*EXERCISE DATA:*
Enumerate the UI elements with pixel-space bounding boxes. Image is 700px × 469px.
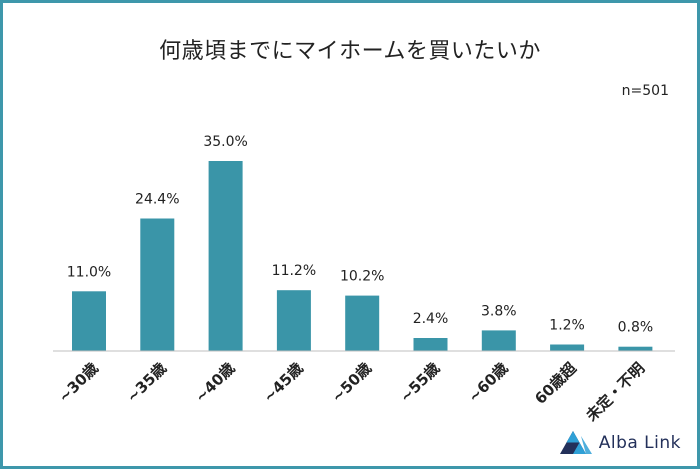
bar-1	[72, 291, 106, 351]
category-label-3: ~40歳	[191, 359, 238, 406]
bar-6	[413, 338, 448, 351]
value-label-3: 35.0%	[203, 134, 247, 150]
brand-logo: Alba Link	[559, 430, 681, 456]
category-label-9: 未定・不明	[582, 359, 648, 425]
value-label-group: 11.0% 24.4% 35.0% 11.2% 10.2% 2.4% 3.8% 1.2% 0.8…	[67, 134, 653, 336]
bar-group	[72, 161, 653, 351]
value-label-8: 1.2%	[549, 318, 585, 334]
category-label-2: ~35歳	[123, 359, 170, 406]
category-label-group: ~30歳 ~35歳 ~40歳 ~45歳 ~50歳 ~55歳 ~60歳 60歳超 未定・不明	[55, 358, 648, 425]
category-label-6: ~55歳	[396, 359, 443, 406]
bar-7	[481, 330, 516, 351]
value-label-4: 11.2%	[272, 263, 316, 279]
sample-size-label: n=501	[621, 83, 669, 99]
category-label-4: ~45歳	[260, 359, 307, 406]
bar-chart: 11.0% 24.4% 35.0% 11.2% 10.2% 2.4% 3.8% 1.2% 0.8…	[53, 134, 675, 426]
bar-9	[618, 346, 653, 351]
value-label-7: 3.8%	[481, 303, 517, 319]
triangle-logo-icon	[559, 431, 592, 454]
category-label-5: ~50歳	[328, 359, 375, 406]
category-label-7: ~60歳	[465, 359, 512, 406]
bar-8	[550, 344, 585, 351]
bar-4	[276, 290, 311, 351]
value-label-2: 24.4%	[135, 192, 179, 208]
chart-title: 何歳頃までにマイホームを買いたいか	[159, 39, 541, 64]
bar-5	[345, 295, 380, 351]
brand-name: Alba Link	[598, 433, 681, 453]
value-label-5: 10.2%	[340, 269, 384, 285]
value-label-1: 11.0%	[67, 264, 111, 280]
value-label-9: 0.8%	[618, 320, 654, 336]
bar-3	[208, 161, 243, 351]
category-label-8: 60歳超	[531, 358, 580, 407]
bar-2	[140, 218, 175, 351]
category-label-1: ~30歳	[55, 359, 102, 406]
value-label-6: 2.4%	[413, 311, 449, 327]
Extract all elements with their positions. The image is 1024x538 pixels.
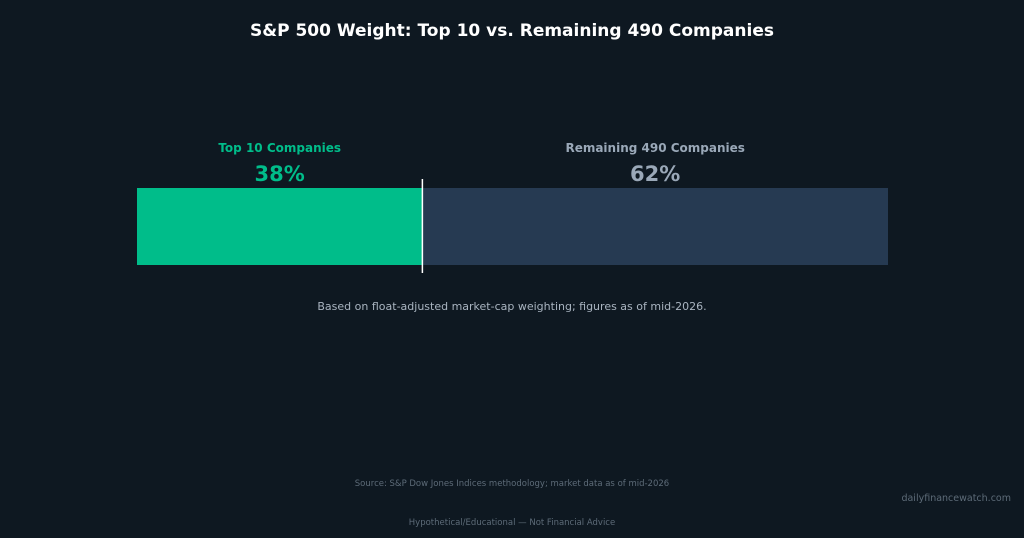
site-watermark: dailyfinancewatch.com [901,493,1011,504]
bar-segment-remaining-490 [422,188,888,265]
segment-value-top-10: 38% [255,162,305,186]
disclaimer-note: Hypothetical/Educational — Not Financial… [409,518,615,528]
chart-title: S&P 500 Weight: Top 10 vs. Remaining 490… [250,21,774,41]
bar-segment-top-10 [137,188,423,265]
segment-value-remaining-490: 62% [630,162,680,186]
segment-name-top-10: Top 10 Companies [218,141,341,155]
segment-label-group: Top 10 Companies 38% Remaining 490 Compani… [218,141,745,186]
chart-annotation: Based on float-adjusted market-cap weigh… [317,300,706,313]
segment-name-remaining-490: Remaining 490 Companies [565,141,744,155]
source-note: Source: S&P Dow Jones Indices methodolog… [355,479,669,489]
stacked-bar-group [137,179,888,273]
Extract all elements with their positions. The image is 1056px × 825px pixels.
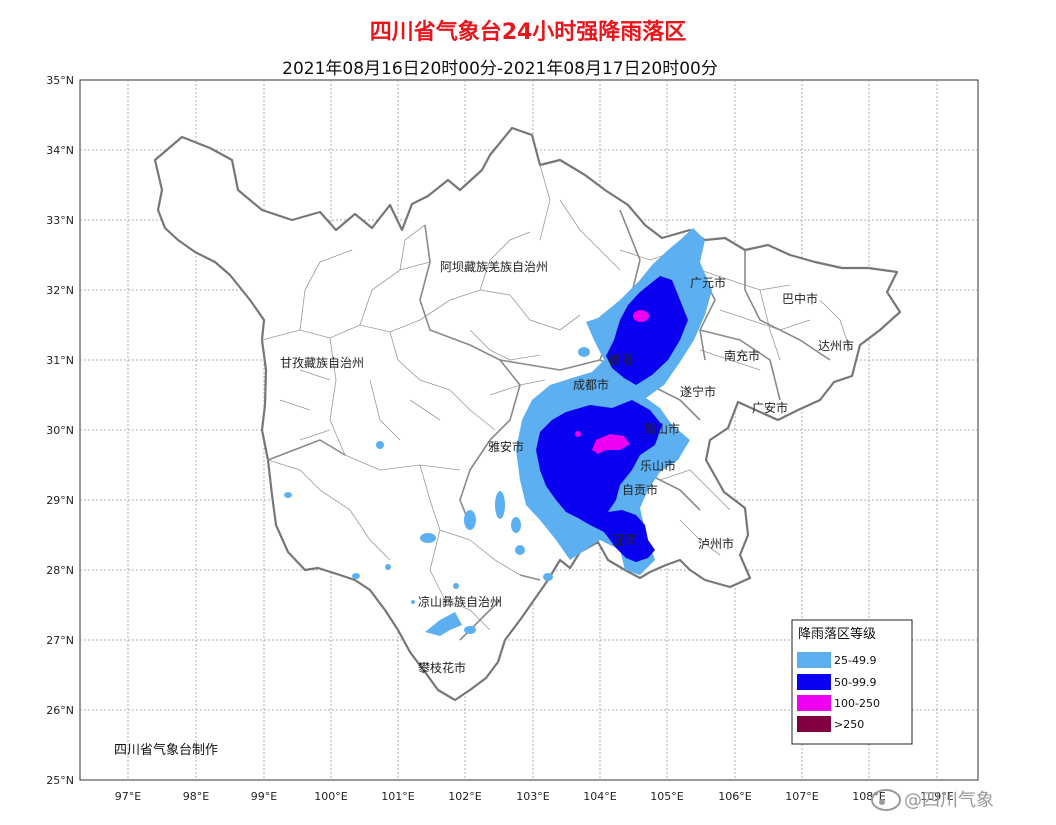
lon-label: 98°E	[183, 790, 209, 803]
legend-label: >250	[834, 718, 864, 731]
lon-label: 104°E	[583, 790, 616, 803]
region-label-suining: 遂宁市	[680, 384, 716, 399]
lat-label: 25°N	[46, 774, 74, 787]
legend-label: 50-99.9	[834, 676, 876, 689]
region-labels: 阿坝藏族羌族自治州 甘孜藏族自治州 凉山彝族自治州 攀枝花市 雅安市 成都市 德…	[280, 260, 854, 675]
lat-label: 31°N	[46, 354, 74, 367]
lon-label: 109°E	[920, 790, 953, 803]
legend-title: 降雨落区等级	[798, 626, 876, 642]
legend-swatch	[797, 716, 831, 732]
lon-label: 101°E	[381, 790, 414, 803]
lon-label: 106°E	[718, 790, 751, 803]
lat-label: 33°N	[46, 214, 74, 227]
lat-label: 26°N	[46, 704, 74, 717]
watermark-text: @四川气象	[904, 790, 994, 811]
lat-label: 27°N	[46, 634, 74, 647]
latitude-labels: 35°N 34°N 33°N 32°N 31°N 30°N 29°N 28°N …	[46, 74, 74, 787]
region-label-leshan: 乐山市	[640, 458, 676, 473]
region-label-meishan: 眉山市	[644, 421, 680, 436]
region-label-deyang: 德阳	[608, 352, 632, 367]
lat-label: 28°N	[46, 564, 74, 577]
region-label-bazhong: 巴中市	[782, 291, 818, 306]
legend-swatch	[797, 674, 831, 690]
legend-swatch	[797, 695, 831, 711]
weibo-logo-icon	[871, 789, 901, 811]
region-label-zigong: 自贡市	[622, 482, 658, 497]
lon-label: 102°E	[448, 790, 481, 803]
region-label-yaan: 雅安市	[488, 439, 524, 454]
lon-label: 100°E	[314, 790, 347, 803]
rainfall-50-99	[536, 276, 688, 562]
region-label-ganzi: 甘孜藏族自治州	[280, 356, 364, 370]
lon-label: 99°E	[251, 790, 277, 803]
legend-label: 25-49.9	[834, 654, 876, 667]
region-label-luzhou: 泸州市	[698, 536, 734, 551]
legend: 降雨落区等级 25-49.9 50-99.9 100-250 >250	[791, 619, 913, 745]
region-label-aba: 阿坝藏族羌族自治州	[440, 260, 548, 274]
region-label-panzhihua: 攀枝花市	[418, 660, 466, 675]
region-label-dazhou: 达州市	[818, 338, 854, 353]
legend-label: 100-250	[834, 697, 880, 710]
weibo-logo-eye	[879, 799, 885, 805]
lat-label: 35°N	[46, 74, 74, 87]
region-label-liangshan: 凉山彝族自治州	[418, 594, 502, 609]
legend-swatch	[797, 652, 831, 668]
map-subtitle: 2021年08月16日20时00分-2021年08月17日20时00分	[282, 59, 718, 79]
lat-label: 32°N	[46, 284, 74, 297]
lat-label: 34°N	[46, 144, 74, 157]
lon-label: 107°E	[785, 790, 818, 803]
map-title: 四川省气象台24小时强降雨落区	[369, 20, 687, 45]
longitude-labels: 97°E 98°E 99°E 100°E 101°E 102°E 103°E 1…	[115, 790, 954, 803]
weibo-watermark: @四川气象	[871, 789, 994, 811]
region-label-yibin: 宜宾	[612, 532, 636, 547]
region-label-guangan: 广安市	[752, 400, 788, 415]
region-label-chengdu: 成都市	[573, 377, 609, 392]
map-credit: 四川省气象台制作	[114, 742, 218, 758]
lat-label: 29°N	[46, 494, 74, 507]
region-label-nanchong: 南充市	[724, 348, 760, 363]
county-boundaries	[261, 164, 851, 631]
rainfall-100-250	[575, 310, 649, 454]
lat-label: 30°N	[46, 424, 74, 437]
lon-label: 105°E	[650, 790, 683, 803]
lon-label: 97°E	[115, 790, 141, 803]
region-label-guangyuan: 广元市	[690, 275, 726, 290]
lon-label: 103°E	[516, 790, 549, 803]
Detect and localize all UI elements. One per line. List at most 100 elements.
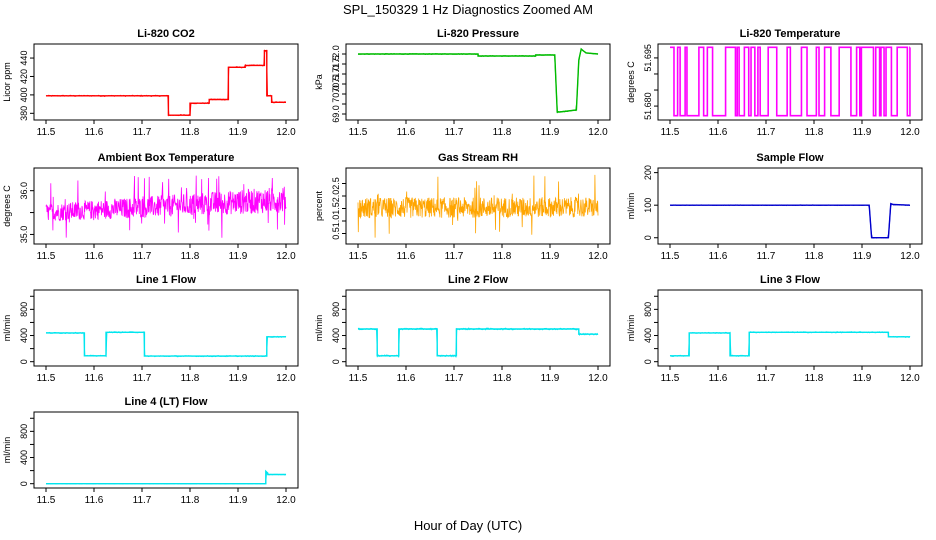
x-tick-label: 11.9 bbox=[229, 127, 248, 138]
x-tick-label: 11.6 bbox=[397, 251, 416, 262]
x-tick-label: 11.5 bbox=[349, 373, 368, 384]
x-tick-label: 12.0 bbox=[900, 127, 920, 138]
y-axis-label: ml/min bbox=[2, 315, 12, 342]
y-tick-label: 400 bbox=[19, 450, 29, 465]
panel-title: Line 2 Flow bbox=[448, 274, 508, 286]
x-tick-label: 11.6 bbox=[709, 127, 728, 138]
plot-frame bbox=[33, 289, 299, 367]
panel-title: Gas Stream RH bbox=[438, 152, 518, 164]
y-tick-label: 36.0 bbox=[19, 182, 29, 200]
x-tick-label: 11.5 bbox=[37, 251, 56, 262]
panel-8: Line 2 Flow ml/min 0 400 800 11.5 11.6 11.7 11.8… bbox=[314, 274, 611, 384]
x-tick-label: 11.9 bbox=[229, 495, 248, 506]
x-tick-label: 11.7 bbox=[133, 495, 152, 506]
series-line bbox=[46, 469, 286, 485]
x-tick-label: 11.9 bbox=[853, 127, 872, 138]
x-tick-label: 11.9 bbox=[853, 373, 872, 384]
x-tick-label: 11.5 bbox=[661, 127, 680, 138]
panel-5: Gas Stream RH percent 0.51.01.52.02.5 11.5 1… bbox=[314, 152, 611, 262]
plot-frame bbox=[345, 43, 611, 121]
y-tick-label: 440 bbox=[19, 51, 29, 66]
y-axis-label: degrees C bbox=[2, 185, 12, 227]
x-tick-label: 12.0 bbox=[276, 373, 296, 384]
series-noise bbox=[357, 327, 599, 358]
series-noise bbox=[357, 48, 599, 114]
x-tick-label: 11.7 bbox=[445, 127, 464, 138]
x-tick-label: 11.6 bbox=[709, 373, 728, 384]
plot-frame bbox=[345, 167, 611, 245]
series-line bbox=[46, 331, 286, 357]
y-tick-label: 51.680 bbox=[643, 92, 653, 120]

*JOB:* Render the rows as a Markdown table with columns Num and Content, starting with the line containing "x-tick-label: 11.9 bbox=[229, 127, 248, 138]" and continuing through the line containing "panel-title: Line 2", and omit any blank lines.

*TASK OUTPUT:*
| Num | Content |
|---|---|
| 1 | x-tick-label: 11.9 bbox=[229, 127, 248, 138] |
| 2 | x-tick-label: 11.6 bbox=[397, 251, 416, 262] |
| 3 | x-tick-label: 11.5 bbox=[349, 373, 368, 384] |
| 4 | x-tick-label: 12.0 bbox=[900, 127, 920, 138] |
| 5 | y-axis-label: ml/min bbox=[2, 315, 12, 342] |
| 6 | y-tick-label: 400 bbox=[19, 450, 29, 465] |
| 7 | panel-title: Line 2 Flow bbox=[448, 274, 508, 286] |